Reply with one number: the count of lines in the records below that hold "Горького".

> Source data:
-- START --

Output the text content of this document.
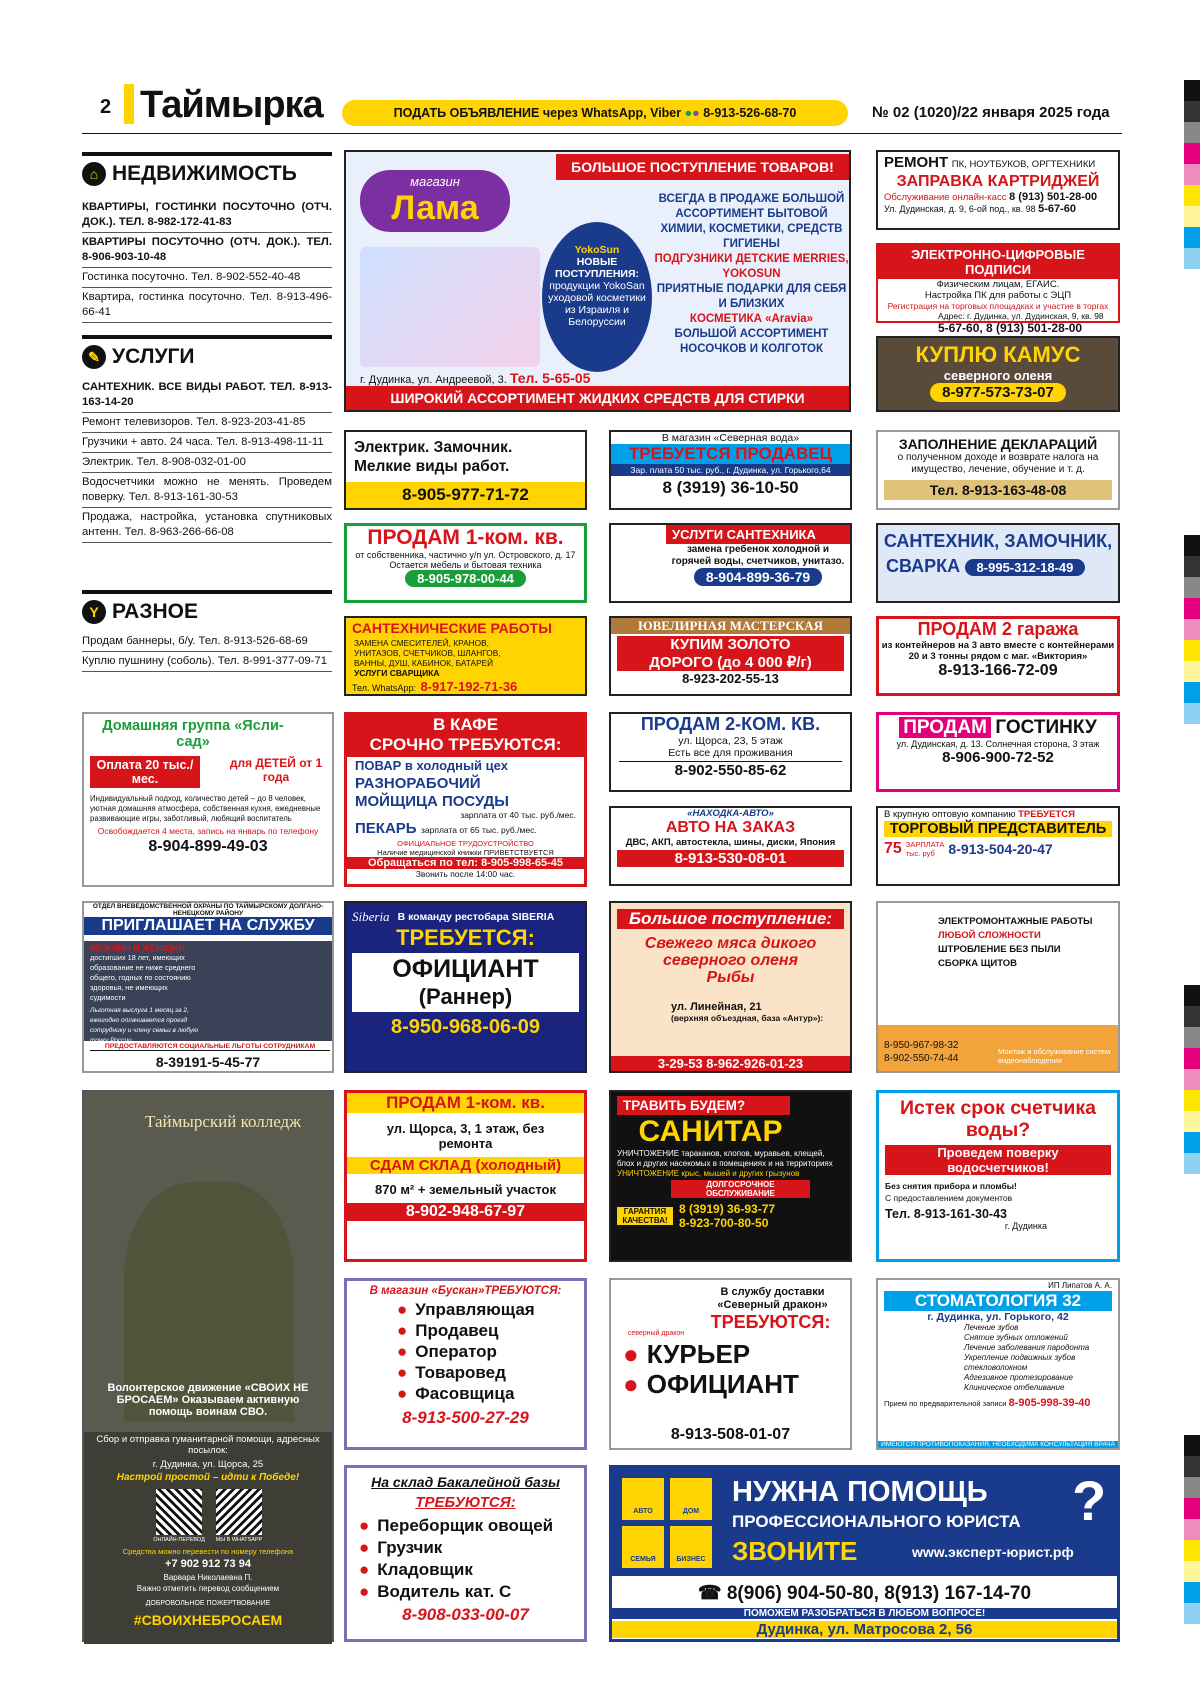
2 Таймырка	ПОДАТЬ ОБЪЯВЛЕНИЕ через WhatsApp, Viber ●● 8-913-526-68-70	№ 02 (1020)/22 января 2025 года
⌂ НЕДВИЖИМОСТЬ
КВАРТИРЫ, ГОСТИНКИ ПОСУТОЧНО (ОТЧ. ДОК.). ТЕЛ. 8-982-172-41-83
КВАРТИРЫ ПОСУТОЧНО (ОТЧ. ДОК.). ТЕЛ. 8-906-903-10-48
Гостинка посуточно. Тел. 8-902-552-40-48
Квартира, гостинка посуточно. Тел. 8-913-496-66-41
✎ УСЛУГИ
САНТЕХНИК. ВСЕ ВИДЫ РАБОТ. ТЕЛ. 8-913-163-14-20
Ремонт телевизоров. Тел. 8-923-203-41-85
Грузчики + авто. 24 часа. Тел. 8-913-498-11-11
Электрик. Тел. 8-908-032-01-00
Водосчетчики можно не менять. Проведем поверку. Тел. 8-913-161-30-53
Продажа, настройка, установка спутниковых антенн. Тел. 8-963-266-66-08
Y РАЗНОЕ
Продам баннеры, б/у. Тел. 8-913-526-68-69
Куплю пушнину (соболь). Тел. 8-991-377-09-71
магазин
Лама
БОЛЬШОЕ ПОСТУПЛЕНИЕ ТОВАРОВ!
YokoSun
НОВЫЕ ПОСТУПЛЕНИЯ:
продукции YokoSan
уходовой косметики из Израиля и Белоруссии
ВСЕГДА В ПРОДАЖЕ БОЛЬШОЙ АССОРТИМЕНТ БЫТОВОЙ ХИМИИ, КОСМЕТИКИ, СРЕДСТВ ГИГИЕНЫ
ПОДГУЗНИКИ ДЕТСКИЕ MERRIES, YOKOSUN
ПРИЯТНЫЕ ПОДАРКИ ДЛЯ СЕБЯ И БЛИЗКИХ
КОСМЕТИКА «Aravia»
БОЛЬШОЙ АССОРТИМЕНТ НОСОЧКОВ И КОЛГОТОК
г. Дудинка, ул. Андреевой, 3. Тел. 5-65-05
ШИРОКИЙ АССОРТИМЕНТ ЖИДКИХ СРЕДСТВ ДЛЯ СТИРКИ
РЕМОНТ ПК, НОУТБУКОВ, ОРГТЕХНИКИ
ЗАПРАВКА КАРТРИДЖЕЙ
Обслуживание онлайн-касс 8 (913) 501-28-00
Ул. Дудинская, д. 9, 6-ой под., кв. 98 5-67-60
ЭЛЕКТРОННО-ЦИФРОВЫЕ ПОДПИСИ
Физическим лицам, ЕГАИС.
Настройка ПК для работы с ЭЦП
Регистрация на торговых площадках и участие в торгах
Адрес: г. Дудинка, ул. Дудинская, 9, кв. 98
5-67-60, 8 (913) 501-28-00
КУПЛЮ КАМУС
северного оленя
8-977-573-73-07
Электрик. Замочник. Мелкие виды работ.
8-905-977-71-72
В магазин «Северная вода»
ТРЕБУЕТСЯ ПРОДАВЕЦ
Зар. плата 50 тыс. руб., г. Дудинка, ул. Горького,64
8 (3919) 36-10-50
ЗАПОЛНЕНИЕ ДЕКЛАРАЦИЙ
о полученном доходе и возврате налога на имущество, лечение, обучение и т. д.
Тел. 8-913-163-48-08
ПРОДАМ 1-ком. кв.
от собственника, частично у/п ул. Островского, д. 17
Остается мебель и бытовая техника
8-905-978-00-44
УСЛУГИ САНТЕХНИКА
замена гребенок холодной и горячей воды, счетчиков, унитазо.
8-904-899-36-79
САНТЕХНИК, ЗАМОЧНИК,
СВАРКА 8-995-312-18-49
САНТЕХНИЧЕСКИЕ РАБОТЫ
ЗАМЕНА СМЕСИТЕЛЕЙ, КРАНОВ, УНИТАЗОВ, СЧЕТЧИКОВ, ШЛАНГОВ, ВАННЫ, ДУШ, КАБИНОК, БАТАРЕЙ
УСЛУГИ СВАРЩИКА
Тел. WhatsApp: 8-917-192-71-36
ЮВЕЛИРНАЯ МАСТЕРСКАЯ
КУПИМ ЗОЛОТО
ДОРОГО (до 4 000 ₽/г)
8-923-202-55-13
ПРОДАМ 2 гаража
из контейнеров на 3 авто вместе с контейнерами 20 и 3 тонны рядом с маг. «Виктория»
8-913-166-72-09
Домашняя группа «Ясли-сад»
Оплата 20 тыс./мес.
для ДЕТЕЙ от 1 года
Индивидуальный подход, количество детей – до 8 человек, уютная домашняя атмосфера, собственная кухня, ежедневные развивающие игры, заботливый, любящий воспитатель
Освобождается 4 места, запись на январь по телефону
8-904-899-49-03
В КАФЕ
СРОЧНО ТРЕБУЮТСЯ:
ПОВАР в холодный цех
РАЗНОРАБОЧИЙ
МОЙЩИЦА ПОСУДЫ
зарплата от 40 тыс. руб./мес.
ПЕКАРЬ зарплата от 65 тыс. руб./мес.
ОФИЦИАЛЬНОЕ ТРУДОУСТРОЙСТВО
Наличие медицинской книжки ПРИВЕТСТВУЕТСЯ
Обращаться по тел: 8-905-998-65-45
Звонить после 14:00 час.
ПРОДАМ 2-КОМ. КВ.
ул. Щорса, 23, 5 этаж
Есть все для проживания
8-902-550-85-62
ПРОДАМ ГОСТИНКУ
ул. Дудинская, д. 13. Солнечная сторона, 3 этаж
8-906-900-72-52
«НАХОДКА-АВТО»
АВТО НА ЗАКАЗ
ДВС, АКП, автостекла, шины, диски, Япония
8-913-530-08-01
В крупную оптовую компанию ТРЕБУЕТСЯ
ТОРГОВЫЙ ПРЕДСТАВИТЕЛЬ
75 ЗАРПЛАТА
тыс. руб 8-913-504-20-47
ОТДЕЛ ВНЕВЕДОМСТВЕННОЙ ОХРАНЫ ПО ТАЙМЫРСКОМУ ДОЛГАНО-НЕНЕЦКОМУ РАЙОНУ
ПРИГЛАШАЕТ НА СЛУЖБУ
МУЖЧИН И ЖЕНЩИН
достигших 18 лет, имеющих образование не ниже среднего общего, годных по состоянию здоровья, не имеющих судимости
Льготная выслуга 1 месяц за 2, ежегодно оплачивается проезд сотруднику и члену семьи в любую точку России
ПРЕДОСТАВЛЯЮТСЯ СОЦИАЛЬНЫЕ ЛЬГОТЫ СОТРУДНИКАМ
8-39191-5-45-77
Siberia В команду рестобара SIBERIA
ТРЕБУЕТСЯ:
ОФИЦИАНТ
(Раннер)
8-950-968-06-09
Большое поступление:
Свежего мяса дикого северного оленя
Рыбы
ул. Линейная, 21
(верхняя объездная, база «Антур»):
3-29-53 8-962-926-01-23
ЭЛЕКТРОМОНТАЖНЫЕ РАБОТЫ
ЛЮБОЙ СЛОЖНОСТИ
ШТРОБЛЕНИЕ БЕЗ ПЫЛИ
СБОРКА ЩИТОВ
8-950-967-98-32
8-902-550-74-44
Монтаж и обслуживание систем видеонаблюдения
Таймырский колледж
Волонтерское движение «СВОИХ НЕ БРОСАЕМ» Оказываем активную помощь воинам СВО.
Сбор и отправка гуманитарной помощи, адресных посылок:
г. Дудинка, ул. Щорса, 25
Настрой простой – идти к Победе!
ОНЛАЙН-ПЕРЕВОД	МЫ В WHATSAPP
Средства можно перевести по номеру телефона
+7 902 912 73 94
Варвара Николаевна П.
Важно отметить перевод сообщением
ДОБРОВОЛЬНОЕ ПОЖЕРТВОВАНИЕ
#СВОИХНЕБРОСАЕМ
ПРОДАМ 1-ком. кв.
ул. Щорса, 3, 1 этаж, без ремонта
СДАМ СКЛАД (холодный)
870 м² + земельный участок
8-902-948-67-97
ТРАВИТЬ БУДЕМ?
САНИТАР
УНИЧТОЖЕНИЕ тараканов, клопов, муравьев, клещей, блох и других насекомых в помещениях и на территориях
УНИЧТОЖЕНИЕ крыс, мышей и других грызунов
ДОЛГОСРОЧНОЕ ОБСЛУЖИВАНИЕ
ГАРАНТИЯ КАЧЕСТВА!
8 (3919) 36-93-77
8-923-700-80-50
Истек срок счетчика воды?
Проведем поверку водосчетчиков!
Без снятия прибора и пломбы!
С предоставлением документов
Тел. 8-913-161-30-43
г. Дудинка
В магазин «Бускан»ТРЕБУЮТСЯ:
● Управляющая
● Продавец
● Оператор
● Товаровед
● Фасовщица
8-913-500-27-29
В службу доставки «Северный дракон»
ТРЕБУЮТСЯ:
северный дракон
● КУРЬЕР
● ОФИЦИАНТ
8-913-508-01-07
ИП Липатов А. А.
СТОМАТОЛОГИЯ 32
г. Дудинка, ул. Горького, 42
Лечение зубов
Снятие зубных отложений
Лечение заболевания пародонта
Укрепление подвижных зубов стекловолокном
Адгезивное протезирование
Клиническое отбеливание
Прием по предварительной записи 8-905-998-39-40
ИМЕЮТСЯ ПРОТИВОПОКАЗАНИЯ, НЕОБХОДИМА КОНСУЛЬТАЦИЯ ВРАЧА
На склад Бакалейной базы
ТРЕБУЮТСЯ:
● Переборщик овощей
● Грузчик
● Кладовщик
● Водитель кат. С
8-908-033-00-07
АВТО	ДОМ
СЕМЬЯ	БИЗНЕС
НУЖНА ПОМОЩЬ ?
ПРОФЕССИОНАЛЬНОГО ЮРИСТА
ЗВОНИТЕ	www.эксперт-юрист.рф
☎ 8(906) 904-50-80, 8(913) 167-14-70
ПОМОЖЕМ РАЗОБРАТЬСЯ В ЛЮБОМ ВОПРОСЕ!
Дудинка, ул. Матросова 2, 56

-- END --
-- START --

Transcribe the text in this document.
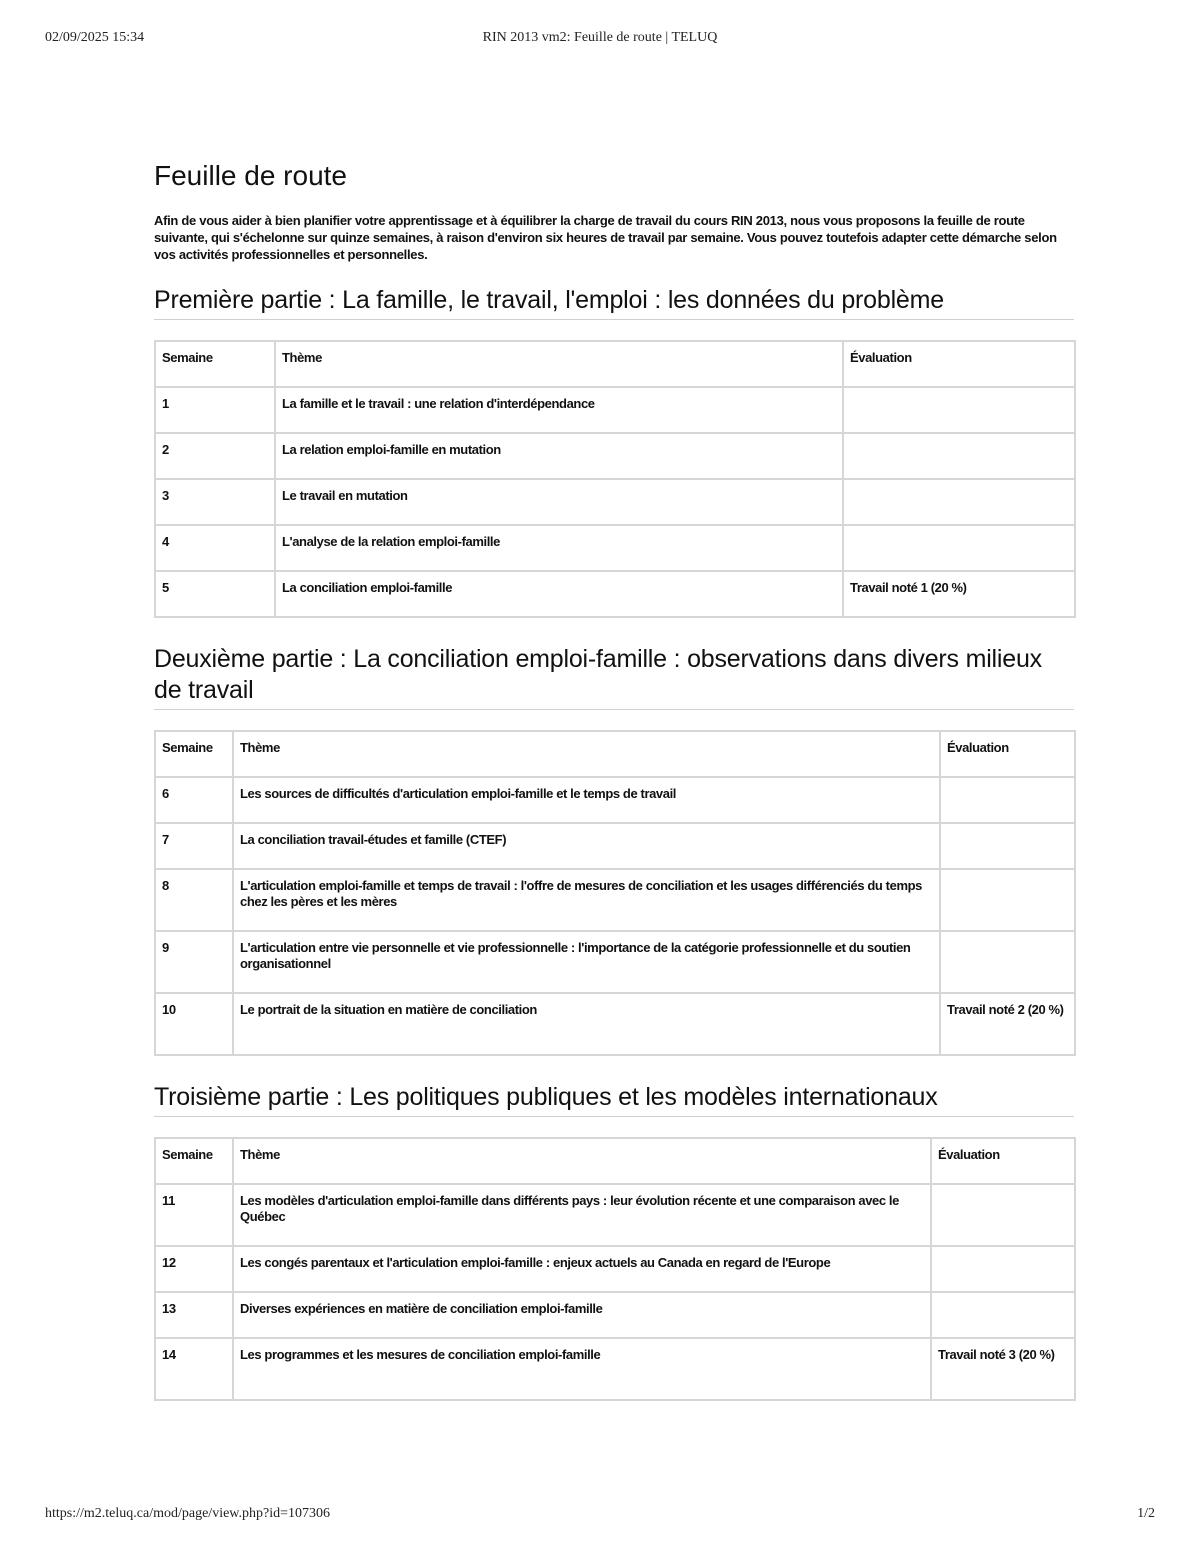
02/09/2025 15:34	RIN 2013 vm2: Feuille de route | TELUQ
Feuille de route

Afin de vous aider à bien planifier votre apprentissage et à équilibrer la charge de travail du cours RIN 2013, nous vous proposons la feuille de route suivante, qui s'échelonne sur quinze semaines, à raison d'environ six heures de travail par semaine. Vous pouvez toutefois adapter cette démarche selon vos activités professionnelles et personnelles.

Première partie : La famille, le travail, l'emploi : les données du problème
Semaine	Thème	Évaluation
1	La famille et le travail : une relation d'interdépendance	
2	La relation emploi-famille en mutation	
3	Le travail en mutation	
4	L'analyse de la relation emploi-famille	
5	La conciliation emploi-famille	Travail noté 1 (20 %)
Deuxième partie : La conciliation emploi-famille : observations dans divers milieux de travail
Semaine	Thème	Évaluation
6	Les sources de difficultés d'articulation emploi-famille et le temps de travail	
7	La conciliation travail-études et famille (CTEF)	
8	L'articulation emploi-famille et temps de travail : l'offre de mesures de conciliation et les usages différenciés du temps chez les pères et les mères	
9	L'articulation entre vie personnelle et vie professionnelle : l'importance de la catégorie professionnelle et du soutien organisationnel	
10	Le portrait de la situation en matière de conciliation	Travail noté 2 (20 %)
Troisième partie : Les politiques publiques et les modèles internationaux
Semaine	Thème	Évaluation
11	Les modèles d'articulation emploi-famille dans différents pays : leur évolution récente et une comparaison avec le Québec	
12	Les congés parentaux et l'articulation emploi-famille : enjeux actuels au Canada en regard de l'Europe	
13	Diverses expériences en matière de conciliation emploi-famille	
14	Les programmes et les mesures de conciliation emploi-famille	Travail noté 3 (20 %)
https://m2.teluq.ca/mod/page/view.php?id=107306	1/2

-- END --
-- START --

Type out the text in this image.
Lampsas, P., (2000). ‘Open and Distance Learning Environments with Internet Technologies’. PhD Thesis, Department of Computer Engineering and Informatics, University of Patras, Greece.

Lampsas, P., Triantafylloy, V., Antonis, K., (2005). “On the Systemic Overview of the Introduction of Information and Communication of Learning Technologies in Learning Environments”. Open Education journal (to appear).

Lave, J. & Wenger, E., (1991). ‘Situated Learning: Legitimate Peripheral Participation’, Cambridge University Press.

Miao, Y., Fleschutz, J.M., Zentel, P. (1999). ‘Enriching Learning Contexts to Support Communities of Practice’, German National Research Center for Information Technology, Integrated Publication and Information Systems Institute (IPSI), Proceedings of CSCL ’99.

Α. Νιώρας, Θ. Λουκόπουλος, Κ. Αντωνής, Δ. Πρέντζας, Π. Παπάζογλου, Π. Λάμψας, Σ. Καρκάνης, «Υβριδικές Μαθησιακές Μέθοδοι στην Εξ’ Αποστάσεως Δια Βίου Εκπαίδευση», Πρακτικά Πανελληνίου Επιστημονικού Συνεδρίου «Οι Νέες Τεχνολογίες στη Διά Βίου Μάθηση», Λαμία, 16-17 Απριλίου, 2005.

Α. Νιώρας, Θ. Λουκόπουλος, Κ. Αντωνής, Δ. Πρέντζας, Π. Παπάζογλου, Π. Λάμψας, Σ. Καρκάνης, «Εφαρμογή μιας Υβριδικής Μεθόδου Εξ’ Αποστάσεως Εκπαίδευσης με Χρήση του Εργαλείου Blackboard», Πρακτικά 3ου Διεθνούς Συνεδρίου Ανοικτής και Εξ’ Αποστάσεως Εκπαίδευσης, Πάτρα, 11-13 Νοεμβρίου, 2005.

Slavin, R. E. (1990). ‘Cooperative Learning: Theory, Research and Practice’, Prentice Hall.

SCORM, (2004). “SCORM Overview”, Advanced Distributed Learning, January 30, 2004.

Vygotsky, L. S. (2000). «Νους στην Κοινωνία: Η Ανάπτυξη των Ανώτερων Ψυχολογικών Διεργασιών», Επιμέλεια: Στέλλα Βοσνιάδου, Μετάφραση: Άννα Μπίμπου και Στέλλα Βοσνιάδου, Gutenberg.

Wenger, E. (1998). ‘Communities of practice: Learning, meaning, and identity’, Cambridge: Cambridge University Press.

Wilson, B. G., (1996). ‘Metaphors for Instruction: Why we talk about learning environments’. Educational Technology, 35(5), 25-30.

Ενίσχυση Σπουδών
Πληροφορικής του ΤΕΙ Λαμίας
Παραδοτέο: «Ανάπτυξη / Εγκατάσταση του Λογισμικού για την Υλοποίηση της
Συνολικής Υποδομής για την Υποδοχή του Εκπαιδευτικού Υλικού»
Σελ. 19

-- END --

> RESULT OF THE TASK: 2